_文章_:
花色清淺春日向暖的散文

玉樹的花一直在開,不矯情的說有一種繁花似錦的感覺。一團團,一簇簇,開得濃烈,開得執着。墨綠的厚實的葉片,很富態地蔥蘢着,淡淡的、素雅的小花白裏透着淺淺的粉,安靜的開着若有若無的花香。沒有蜂與蝶的紛擾,只有我千百次的回眸,流連,爲這份暗香,爲這場花開的邂逅。

花色清淺春日向暖的散文

玉樹不是嬌貴的樹種,花開前也不曾惹我多少心思。偶爾,澆灌其他花卉的同時,不經意地瞟一眼陽臺上的這盆綠植,才瞥見它的根紮在乾裂的泥土裏,可它依然給我繁茂的盛景,不覺就升幾分愧疚於心底。忽然記憶裏就閃現出幾年前死去的那盆玉樹。很冷的初冬,自己躲進屋內禦寒,卻忘記了陽臺上的碩大的一盆玉樹。一夜之間,寒霜驟降,可憐那麼大一盆綠植命隕窗外。也許它原本就不屬於我,那是姑父在樓房裏養育了幾年的生命,老人家是個喜歡綠色、善於擺弄花草的人,不大的陽臺空間錯落有致地擺滿了各色物種。如若不是樓房空間有限,我想姑父是捨不得把它易主的。

_所給記錄_:
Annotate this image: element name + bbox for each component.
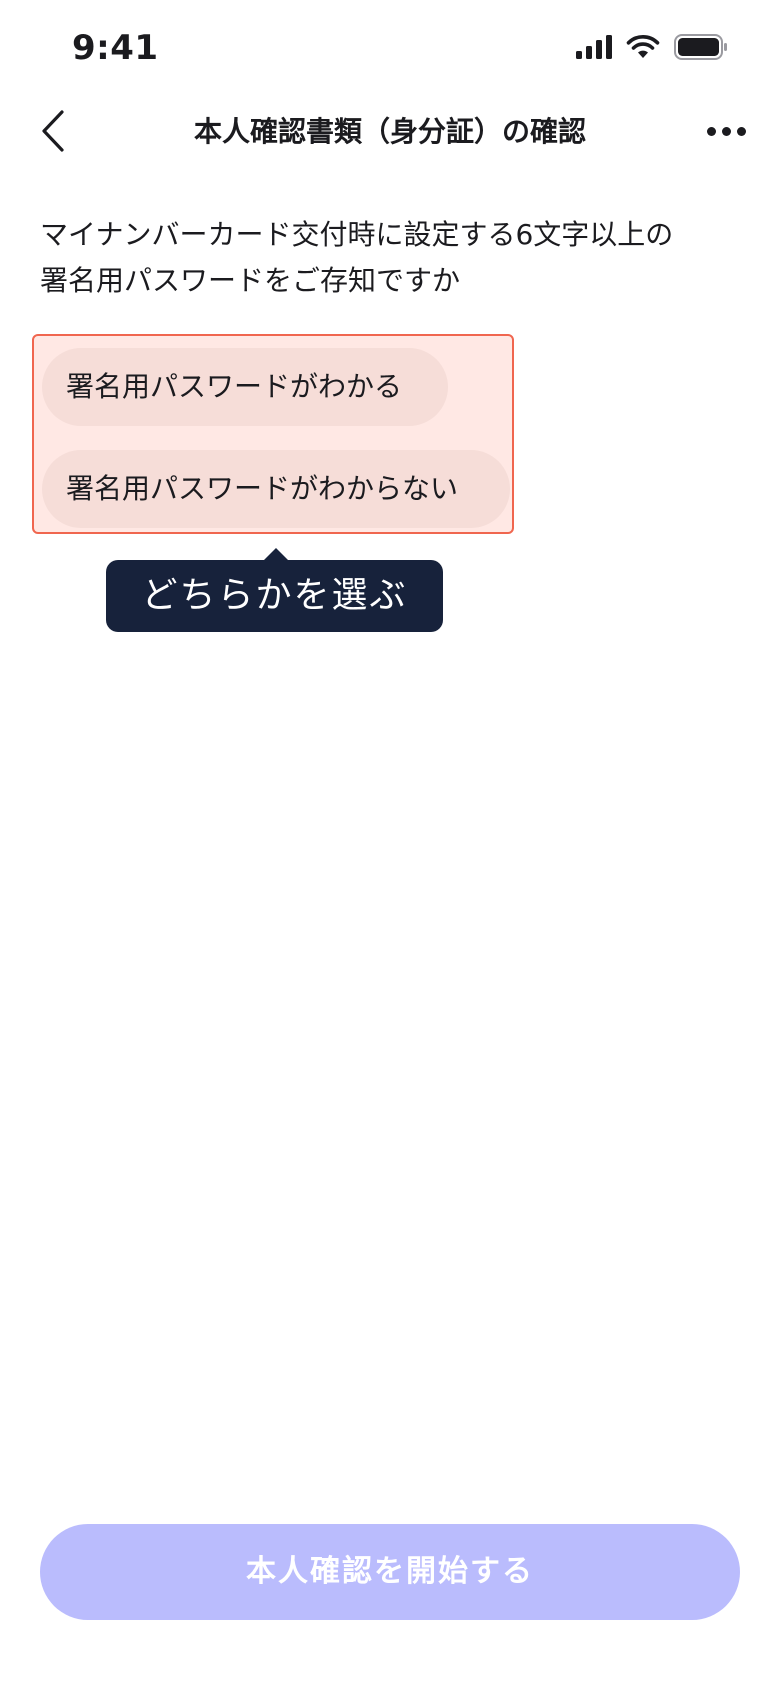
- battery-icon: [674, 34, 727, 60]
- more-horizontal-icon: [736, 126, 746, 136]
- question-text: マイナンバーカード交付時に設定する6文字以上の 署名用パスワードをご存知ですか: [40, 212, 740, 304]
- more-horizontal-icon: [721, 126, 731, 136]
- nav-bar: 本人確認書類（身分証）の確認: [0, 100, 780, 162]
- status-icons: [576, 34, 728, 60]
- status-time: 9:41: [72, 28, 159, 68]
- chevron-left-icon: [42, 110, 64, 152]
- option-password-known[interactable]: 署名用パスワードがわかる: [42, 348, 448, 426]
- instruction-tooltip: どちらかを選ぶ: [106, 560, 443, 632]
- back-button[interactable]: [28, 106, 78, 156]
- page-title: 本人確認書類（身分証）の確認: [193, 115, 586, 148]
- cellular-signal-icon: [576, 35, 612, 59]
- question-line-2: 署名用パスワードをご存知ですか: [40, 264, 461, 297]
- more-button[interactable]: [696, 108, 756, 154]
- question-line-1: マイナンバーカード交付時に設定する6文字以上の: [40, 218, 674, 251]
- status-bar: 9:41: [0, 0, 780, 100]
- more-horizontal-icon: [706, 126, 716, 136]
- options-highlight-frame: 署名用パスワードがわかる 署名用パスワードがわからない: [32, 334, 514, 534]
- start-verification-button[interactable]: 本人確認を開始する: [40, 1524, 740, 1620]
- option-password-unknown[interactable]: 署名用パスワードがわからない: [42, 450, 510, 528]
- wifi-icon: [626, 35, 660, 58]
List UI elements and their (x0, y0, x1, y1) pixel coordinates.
==
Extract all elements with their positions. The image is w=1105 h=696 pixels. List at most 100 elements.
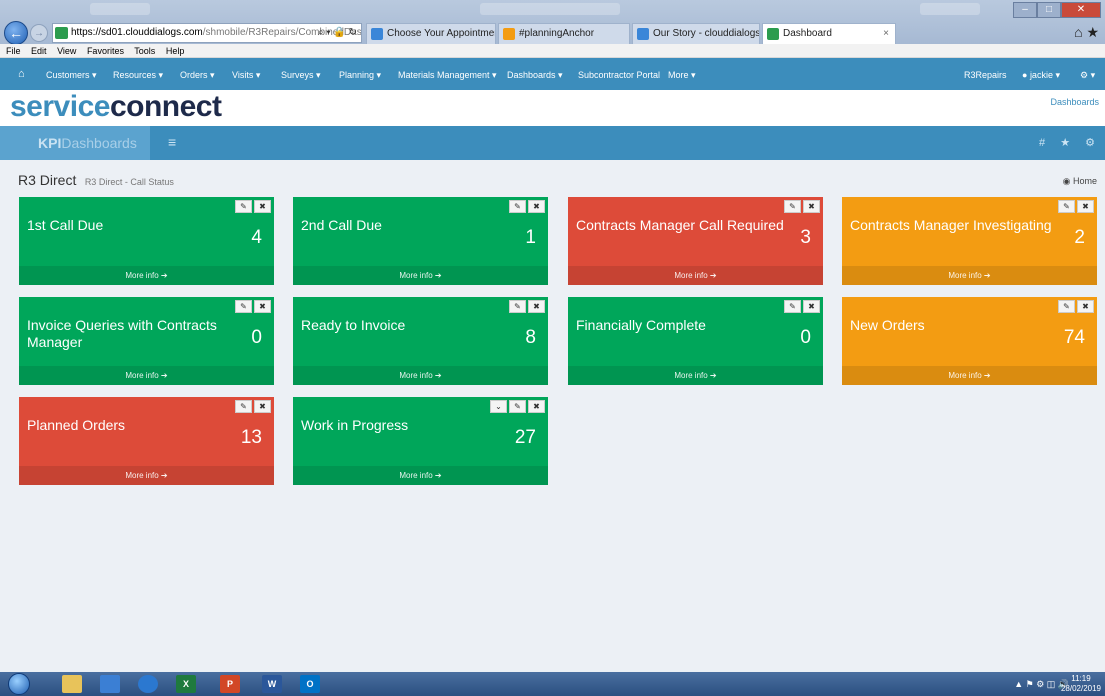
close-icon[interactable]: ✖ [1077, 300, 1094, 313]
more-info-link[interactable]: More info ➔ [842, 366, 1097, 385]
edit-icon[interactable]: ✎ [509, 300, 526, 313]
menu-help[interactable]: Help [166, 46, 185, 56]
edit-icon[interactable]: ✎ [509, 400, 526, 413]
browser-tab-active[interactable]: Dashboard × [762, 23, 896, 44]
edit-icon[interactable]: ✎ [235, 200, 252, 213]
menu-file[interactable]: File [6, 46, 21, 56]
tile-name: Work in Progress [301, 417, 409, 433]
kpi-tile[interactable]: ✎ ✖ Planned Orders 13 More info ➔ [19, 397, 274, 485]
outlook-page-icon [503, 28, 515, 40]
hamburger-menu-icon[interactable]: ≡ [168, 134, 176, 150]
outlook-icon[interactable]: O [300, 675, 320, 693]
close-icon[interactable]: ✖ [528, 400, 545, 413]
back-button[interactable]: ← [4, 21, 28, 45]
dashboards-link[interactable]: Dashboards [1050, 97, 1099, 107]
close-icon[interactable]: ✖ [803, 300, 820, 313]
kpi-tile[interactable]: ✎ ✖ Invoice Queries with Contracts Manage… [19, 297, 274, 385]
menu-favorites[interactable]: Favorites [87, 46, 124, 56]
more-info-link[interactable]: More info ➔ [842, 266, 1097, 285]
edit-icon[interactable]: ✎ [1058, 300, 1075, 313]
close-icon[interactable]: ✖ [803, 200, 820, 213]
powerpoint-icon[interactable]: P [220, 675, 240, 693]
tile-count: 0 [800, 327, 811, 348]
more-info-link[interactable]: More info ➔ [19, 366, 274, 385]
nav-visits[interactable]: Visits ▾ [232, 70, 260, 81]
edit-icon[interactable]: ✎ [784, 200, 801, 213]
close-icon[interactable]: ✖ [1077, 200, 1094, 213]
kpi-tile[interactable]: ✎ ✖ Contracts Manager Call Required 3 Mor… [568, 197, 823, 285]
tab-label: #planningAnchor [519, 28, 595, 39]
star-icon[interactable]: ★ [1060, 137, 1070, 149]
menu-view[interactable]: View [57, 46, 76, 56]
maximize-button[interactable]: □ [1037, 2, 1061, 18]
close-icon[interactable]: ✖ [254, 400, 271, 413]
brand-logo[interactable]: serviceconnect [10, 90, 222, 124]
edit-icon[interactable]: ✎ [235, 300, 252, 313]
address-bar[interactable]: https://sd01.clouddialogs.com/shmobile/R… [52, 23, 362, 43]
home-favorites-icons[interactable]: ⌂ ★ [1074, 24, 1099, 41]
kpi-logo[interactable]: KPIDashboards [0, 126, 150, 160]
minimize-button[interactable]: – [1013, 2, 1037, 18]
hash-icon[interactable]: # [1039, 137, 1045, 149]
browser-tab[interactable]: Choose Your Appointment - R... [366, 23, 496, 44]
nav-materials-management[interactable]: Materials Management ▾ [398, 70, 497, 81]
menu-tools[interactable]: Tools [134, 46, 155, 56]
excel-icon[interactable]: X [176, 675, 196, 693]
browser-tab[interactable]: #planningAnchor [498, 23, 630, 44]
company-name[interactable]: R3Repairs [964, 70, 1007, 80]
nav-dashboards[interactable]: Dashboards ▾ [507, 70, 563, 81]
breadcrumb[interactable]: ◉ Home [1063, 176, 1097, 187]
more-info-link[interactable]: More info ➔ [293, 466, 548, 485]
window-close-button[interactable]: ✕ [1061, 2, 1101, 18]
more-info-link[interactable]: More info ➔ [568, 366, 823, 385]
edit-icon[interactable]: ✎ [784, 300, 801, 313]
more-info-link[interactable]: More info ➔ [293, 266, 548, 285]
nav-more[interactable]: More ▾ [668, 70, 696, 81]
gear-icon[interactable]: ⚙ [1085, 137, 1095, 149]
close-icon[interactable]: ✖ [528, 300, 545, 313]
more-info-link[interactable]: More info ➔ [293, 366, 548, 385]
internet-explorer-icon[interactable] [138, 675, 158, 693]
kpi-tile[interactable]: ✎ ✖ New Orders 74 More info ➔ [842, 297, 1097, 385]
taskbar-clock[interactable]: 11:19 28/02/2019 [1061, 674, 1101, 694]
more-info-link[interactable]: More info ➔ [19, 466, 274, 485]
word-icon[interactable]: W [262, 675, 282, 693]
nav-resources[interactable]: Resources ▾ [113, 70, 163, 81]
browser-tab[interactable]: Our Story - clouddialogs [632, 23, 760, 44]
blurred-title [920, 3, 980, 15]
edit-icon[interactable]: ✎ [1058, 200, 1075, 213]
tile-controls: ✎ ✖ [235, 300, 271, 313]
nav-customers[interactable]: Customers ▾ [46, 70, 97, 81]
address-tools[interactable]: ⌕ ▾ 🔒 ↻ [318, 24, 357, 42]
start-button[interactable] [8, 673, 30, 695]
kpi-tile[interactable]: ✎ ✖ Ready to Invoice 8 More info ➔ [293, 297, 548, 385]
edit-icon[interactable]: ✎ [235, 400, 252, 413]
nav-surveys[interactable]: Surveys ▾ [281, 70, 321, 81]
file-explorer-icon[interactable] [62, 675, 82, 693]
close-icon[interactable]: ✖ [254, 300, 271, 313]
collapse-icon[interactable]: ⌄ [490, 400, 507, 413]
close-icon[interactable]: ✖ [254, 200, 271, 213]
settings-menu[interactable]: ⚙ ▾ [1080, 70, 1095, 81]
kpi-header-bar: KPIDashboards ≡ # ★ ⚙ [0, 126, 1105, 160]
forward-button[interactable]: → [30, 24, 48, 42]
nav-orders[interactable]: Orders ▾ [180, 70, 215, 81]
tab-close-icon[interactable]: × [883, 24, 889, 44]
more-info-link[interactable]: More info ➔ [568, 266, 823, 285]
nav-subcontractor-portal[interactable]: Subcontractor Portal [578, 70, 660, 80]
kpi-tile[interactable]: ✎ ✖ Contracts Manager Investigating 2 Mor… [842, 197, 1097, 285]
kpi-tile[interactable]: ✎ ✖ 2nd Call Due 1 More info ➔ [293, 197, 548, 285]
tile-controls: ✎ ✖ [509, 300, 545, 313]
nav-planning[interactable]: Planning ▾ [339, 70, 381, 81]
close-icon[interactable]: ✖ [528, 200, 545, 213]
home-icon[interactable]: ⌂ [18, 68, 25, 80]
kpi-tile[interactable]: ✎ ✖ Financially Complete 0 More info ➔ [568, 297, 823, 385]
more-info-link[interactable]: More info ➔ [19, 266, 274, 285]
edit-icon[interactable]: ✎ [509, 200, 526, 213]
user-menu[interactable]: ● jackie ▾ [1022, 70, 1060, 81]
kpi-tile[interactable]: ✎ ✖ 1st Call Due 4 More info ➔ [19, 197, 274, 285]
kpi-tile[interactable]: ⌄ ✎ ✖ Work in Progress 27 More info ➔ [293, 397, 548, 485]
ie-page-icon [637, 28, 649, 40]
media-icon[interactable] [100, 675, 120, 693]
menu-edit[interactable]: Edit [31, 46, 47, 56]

_任務要求_: 把寫玉樹的這篇散文從"玉樹不是嬌貴的樹種,花開前也"到"我想姑父是捨不得把它易主的。"(首尾都包括)重寫一遍,並將其中的"姑父"改成"舅父"。 這些記錄另有出處。

_作答內容_:
玉樹不是嬌貴的樹種,花開前也不曾惹我多少心思。偶爾,澆灌其他花卉的同時,不經意地瞟一眼陽臺上的這盆綠植,才瞥見它的根紮在乾裂的泥土裏,可它依然給我繁茂的盛景,不覺就升幾分愧疚於心底。忽然記憶裏就閃現出幾年前死去的那盆玉樹。很冷的初冬,自己躲進屋內禦寒,卻忘記了陽臺上的碩大的一盆玉樹。一夜之間,寒霜驟降,可憐那麼大一盆綠植命隕窗外。也許它原本就不屬於我,那是舅父在樓房裏養育了幾年的生命,老人家是個喜歡綠色、善於擺弄花草的人,不大的陽臺空間錯落有致地擺滿了各色物種。如若不是樓房空間有限,我想舅父是捨不得把它易主的。